▶ [DATASET EXTRACT]
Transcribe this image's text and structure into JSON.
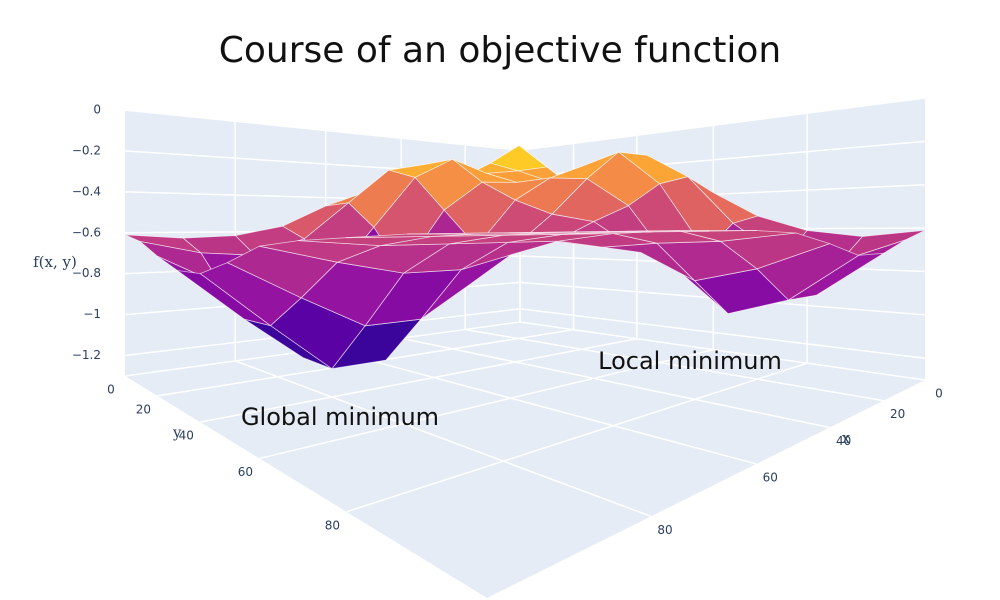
{
  "chart_data": {
    "type": "surface",
    "title": "Course of an objective function",
    "x": [
      0,
      10,
      20,
      30,
      40,
      50,
      60,
      70,
      80,
      90,
      100
    ],
    "y": [
      0,
      10,
      20,
      30,
      40,
      50,
      60,
      70,
      80,
      90,
      100
    ],
    "z": [
      [
        -0.39,
        -0.25,
        -0.32,
        -0.38,
        -0.35,
        -0.36,
        -0.45,
        -0.57,
        -0.62,
        -0.63,
        -0.61
      ],
      [
        -0.26,
        -0.01,
        -0.15,
        -0.27,
        -0.19,
        -0.24,
        -0.44,
        -0.64,
        -0.72,
        -0.7,
        -0.64
      ],
      [
        -0.35,
        -0.18,
        -0.22,
        -0.25,
        -0.18,
        -0.3,
        -0.58,
        -0.86,
        -0.94,
        -0.84,
        -0.7
      ],
      [
        -0.48,
        -0.35,
        -0.3,
        -0.32,
        -0.33,
        -0.49,
        -0.8,
        -1.11,
        -1.17,
        -0.97,
        -0.75
      ],
      [
        -0.38,
        -0.26,
        -0.23,
        -0.31,
        -0.44,
        -0.68,
        -0.94,
        -1.18,
        -1.18,
        -0.97,
        -0.75
      ],
      [
        -0.33,
        -0.17,
        -0.17,
        -0.33,
        -0.52,
        -0.68,
        -0.84,
        -0.97,
        -0.97,
        -0.84,
        -0.7
      ],
      [
        -0.39,
        -0.31,
        -0.36,
        -0.48,
        -0.56,
        -0.65,
        -0.7,
        -0.75,
        -0.75,
        -0.7,
        -0.64
      ],
      [
        -0.53,
        -0.57,
        -0.71,
        -0.78,
        -0.7,
        -0.67,
        -0.64,
        -0.64,
        -0.64,
        -0.64,
        -0.62
      ],
      [
        -0.61,
        -0.75,
        -0.95,
        -0.97,
        -0.81,
        -0.65,
        -0.61,
        -0.61,
        -0.61,
        -0.61,
        -0.61
      ],
      [
        -0.64,
        -0.75,
        -0.89,
        -0.89,
        -0.75,
        -0.64,
        -0.6,
        -0.6,
        -0.6,
        -0.6,
        -0.6
      ],
      [
        -0.61,
        -0.65,
        -0.7,
        -0.7,
        -0.65,
        -0.61,
        -0.6,
        -0.6,
        -0.6,
        -0.6,
        -0.6
      ]
    ],
    "colorscale": "Plasma",
    "xlim": [
      0,
      100
    ],
    "ylim": [
      0,
      100
    ],
    "zlim": [
      -1.3,
      0
    ],
    "xticks": [
      0,
      20,
      40,
      60,
      80
    ],
    "yticks": [
      0,
      20,
      40,
      60,
      80
    ],
    "zticks": [
      0,
      {
        "value": -0.2,
        "label": "−0.2"
      },
      {
        "value": -0.4,
        "label": "−0.4"
      },
      {
        "value": -0.6,
        "label": "−0.6"
      },
      {
        "value": -0.8,
        "label": "−0.8"
      },
      {
        "value": -1,
        "label": "−1"
      },
      {
        "value": -1.2,
        "label": "−1.2"
      }
    ],
    "xaxis_title": "x",
    "yaxis_title": "y",
    "zaxis_title": "f(x, y)",
    "annotations": [
      {
        "text": "Global minimum"
      },
      {
        "text": "Local minimum"
      }
    ]
  }
}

▶ [EXERCISE GOAL]
Set down the material exactly, every line of it, except for the pictures.

▶ [WORKED SOLUTION]
Transcribe this image's text and structure into JSON.
{
  "chart_data": {
    "type": "surface",
    "title": "Course of an objective function",
    "x": [
      0,
      10,
      20,
      30,
      40,
      50,
      60,
      70,
      80,
      90,
      100
    ],
    "y": [
      0,
      10,
      20,
      30,
      40,
      50,
      60,
      70,
      80,
      90,
      100
    ],
    "z": [
      [
        -0.39,
        -0.25,
        -0.32,
        -0.38,
        -0.35,
        -0.36,
        -0.45,
        -0.57,
        -0.62,
        -0.63,
        -0.61
      ],
      [
        -0.26,
        -0.01,
        -0.15,
        -0.27,
        -0.19,
        -0.24,
        -0.44,
        -0.64,
        -0.72,
        -0.7,
        -0.64
      ],
      [
        -0.35,
        -0.18,
        -0.22,
        -0.25,
        -0.18,
        -0.3,
        -0.58,
        -0.86,
        -0.94,
        -0.84,
        -0.7
      ],
      [
        -0.48,
        -0.35,
        -0.3,
        -0.32,
        -0.33,
        -0.49,
        -0.8,
        -1.11,
        -1.17,
        -0.97,
        -0.75
      ],
      [
        -0.38,
        -0.26,
        -0.23,
        -0.31,
        -0.44,
        -0.68,
        -0.94,
        -1.18,
        -1.18,
        -0.97,
        -0.75
      ],
      [
        -0.33,
        -0.17,
        -0.17,
        -0.33,
        -0.52,
        -0.68,
        -0.84,
        -0.97,
        -0.97,
        -0.84,
        -0.7
      ],
      [
        -0.39,
        -0.31,
        -0.36,
        -0.48,
        -0.56,
        -0.65,
        -0.7,
        -0.75,
        -0.75,
        -0.7,
        -0.64
      ],
      [
        -0.53,
        -0.57,
        -0.71,
        -0.78,
        -0.7,
        -0.67,
        -0.64,
        -0.64,
        -0.64,
        -0.64,
        -0.62
      ],
      [
        -0.61,
        -0.75,
        -0.95,
        -0.97,
        -0.81,
        -0.65,
        -0.61,
        -0.61,
        -0.61,
        -0.61,
        -0.61
      ],
      [
        -0.64,
        -0.75,
        -0.89,
        -0.89,
        -0.75,
        -0.64,
        -0.6,
        -0.6,
        -0.6,
        -0.6,
        -0.6
      ],
      [
        -0.61,
        -0.65,
        -0.7,
        -0.7,
        -0.65,
        -0.61,
        -0.6,
        -0.6,
        -0.6,
        -0.6,
        -0.6
      ]
    ],
    "colorscale": "Plasma",
    "xlim": [
      0,
      100
    ],
    "ylim": [
      0,
      100
    ],
    "zlim": [
      -1.3,
      0
    ],
    "xticks": [
      0,
      20,
      40,
      60,
      80
    ],
    "yticks": [
      0,
      20,
      40,
      60,
      80
    ],
    "zticks": [
      0,
      {
        "value": -0.2,
        "label": "−0.2"
      },
      {
        "value": -0.4,
        "label": "−0.4"
      },
      {
        "value": -0.6,
        "label": "−0.6"
      },
      {
        "value": -0.8,
        "label": "−0.8"
      },
      {
        "value": -1,
        "label": "−1"
      },
      {
        "value": -1.2,
        "label": "−1.2"
      }
    ],
    "xaxis_title": "x",
    "yaxis_title": "y",
    "zaxis_title": "f(x, y)",
    "annotations": [
      {
        "text": "Global minimum"
      },
      {
        "text": "Local minimum"
      }
    ]
  }
}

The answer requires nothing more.